## Given problem:
Go over the entries below line by line, copying each one that contains the word "chevron".

##### Dataset records #####

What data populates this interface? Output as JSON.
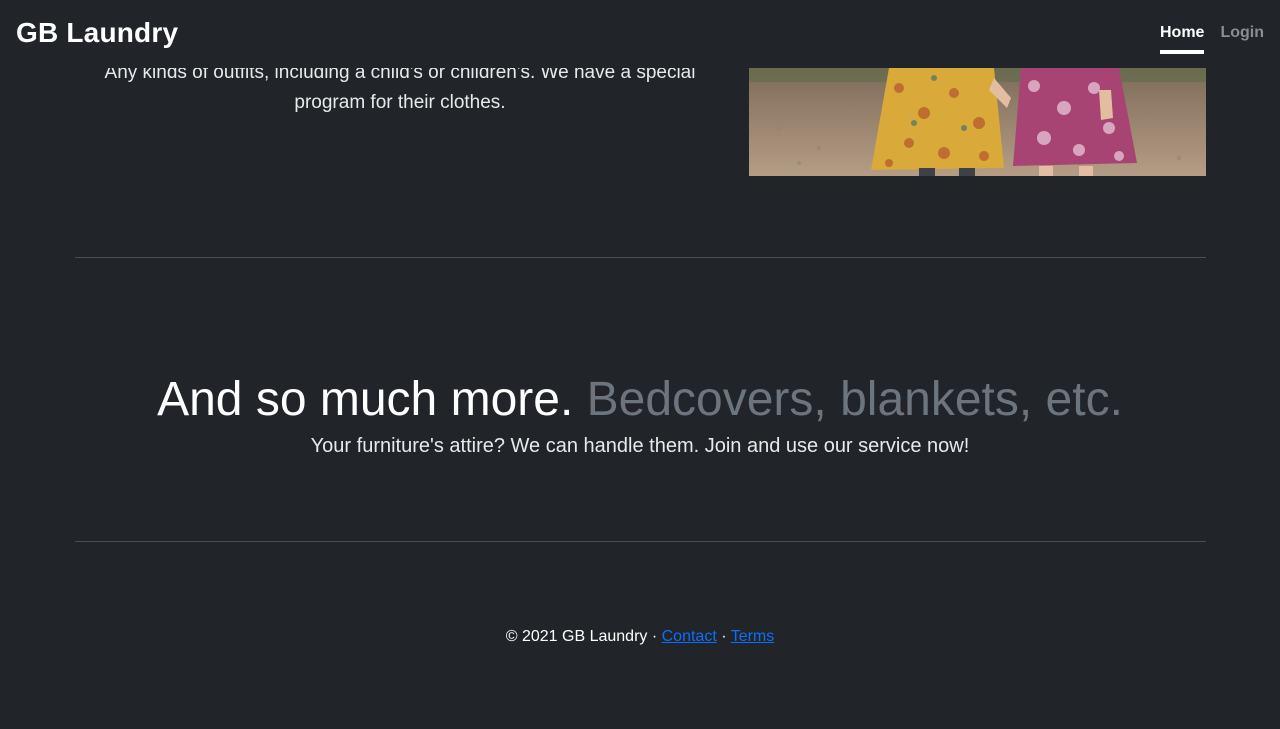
{
  "header": {
    "brand": "GB Laundry",
    "nav": [
      {
        "label": "Home",
        "active": true
      },
      {
        "label": "Login",
        "active": false
      }
    ]
  },
  "feature": {
    "text": "Any kinds of outfits, including a child's or children's. We have a special program for their clothes."
  },
  "more": {
    "heading_main": "And so much more.",
    "heading_muted": "Bedcovers, blankets, etc.",
    "lead": "Your furniture's attire? We can handle them. Join and use our service now!"
  },
  "footer": {
    "copyright": "© 2021 GB Laundry",
    "separator": "·",
    "contact_label": "Contact",
    "terms_label": "Terms"
  },
  "colors": {
    "background": "#212428",
    "muted_heading": "#6c757d",
    "link": "#0d6efd"
  }
}
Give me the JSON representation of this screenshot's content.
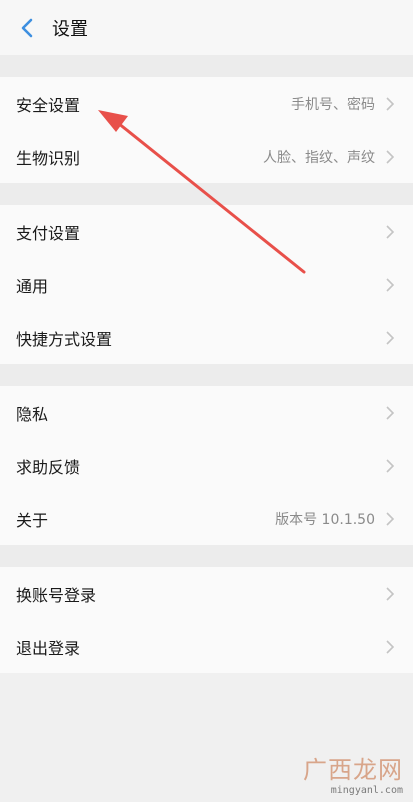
{
  "header": {
    "title": "设置"
  },
  "groups": [
    {
      "items": [
        {
          "label": "安全设置",
          "value": "手机号、密码"
        },
        {
          "label": "生物识别",
          "value": "人脸、指纹、声纹"
        }
      ]
    },
    {
      "items": [
        {
          "label": "支付设置",
          "value": ""
        },
        {
          "label": "通用",
          "value": ""
        },
        {
          "label": "快捷方式设置",
          "value": ""
        }
      ]
    },
    {
      "items": [
        {
          "label": "隐私",
          "value": ""
        },
        {
          "label": "求助反馈",
          "value": ""
        },
        {
          "label": "关于",
          "value": "版本号 10.1.50"
        }
      ]
    },
    {
      "items": [
        {
          "label": "换账号登录",
          "value": ""
        },
        {
          "label": "退出登录",
          "value": ""
        }
      ]
    }
  ],
  "watermark": {
    "brand": "广西龙网",
    "url": "mingyanl.com"
  },
  "colors": {
    "accent": "#3d8fe0",
    "annotation_arrow": "#e8504a"
  },
  "icons": {
    "back": "chevron-left-icon",
    "row": "chevron-right-icon"
  }
}
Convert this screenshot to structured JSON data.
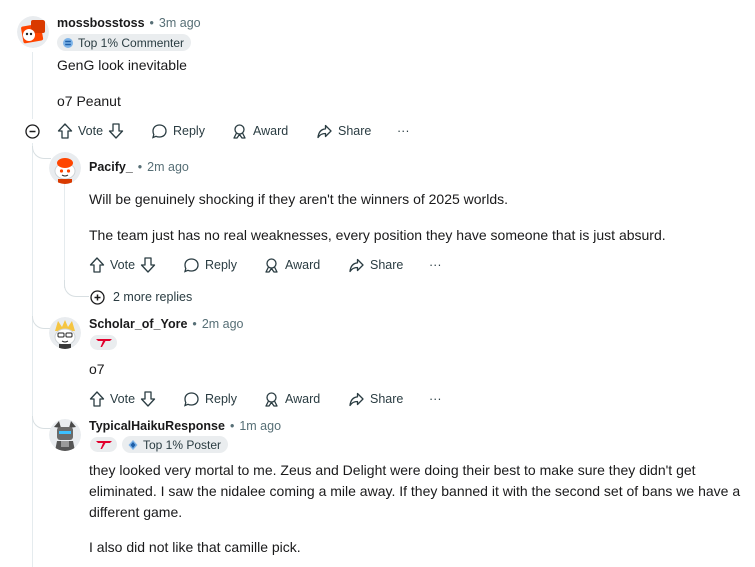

#####

## Reply to the task:
    "back": "chevron-left-icon",
    "row": "chevron-right-icon"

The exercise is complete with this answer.